Problem requirements:
You are to retype all of the data exactly as it appears.

*** Material provided

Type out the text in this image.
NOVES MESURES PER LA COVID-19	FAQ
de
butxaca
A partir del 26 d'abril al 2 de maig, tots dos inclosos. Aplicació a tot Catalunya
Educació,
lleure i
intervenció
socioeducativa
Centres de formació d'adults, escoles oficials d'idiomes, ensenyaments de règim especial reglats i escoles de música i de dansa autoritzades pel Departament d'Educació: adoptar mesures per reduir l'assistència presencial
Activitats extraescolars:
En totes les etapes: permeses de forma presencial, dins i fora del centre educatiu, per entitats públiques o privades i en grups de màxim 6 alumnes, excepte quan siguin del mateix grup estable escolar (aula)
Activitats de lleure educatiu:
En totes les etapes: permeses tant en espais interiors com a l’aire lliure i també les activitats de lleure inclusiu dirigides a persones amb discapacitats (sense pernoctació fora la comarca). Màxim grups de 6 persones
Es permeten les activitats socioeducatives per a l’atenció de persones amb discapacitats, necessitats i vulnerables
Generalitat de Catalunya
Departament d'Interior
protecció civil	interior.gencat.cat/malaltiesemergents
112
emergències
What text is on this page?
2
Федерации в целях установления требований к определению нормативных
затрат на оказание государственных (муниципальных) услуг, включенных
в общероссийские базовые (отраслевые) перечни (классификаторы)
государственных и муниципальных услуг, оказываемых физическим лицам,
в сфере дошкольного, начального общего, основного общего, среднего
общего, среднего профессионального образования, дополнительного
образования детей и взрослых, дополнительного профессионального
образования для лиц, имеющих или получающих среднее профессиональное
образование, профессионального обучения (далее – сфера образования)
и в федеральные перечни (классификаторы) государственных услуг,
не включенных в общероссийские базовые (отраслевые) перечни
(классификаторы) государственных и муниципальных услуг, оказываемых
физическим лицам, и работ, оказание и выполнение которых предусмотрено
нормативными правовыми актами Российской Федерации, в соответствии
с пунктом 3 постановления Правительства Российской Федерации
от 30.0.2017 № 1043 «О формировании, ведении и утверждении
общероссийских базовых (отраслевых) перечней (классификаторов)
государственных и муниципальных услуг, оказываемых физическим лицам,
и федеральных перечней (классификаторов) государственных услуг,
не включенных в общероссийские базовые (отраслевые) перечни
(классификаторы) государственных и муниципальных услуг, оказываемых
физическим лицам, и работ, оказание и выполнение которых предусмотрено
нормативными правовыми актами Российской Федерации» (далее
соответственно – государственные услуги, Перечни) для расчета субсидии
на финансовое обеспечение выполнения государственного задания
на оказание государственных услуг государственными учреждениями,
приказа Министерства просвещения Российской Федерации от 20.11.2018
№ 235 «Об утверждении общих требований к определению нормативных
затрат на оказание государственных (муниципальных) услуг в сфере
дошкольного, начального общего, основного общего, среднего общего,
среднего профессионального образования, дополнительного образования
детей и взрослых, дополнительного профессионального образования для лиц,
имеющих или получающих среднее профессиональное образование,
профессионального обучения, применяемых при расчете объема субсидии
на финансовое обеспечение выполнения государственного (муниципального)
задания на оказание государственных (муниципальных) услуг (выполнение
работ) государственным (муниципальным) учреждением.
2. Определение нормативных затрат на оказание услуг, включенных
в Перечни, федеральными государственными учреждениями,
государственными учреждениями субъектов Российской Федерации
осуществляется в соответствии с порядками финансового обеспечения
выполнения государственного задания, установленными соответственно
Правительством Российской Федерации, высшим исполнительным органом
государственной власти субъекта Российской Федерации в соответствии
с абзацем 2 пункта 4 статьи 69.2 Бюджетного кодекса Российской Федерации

******

Reply:
Type out the text in this image.
NOVES MESURES PER LA COVID-19	FAQ
de
butxaca
A partir del 26 d'abril al 2 de maig, tots dos inclosos. Aplicació a tot Catalunya
Educació,
lleure i
intervenció
socioeducativa
Centres de formació d'adults, escoles oficials d'idiomes, ensenyaments de règim especial reglats i escoles de música i de dansa autoritzades pel Departament d'Educació: adoptar mesures per reduir l'assistència presencial
Activitats extraescolars:
En totes les etapes: permeses de forma presencial, dins i fora del centre educatiu, per entitats públiques o privades i en grups de màxim 6 alumnes, excepte quan siguin del mateix grup estable escolar (aula)
Activitats de lleure educatiu:
En totes les etapes: permeses tant en espais interiors com a l’aire lliure i també les activitats de lleure inclusiu dirigides a persones amb discapacitats (sense pernoctació fora la comarca). Màxim grups de 6 persones
Es permeten les activitats socioeducatives per a l’atenció de persones amb discapacitats, necessitats i vulnerables
Generalitat de Catalunya
Departament d'Interior
protecció civil	interior.gencat.cat/malaltiesemergents
112
emergències
What text is on this page?
2
Федерации в целях установления требований к определению нормативных
затрат на оказание государственных (муниципальных) услуг, включенных
в общероссийские базовые (отраслевые) перечни (классификаторы)
государственных и муниципальных услуг, оказываемых физическим лицам,
в сфере дошкольного, начального общего, основного общего, среднего
общего, среднего профессионального образования, дополнительного
образования детей и взрослых, дополнительного профессионального
образования для лиц, имеющих или получающих среднее профессиональное
образование, профессионального обучения (далее – сфера образования)
и в федеральные перечни (классификаторы) государственных услуг,
не включенных в общероссийские базовые (отраслевые) перечни
(классификаторы) государственных и муниципальных услуг, оказываемых
физическим лицам, и работ, оказание и выполнение которых предусмотрено
нормативными правовыми актами Российской Федерации, в соответствии
с пунктом 3 постановления Правительства Российской Федерации
от 30.0.2017 № 1043 «О формировании, ведении и утверждении
общероссийских базовых (отраслевых) перечней (классификаторов)
государственных и муниципальных услуг, оказываемых физическим лицам,
и федеральных перечней (классификаторов) государственных услуг,
не включенных в общероссийские базовые (отраслевые) перечни
(классификаторы) государственных и муниципальных услуг, оказываемых
физическим лицам, и работ, оказание и выполнение которых предусмотрено
нормативными правовыми актами Российской Федерации» (далее
соответственно – государственные услуги, Перечни) для расчета субсидии
на финансовое обеспечение выполнения государственного задания
на оказание государственных услуг государственными учреждениями,
приказа Министерства просвещения Российской Федерации от 20.11.2018
№ 235 «Об утверждении общих требований к определению нормативных
затрат на оказание государственных (муниципальных) услуг в сфере
дошкольного, начального общего, основного общего, среднего общего,
среднего профессионального образования, дополнительного образования
детей и взрослых, дополнительного профессионального образования для лиц,
имеющих или получающих среднее профессиональное образование,
профессионального обучения, применяемых при расчете объема субсидии
на финансовое обеспечение выполнения государственного (муниципального)
задания на оказание государственных (муниципальных) услуг (выполнение
работ) государственным (муниципальным) учреждением.
2. Определение нормативных затрат на оказание услуг, включенных
в Перечни, федеральными государственными учреждениями,
государственными учреждениями субъектов Российской Федерации
осуществляется в соответствии с порядками финансового обеспечения
выполнения государственного задания, установленными соответственно
Правительством Российской Федерации, высшим исполнительным органом
государственной власти субъекта Российской Федерации в соответствии
с абзацем 2 пункта 4 статьи 69.2 Бюджетного кодекса Российской Федерации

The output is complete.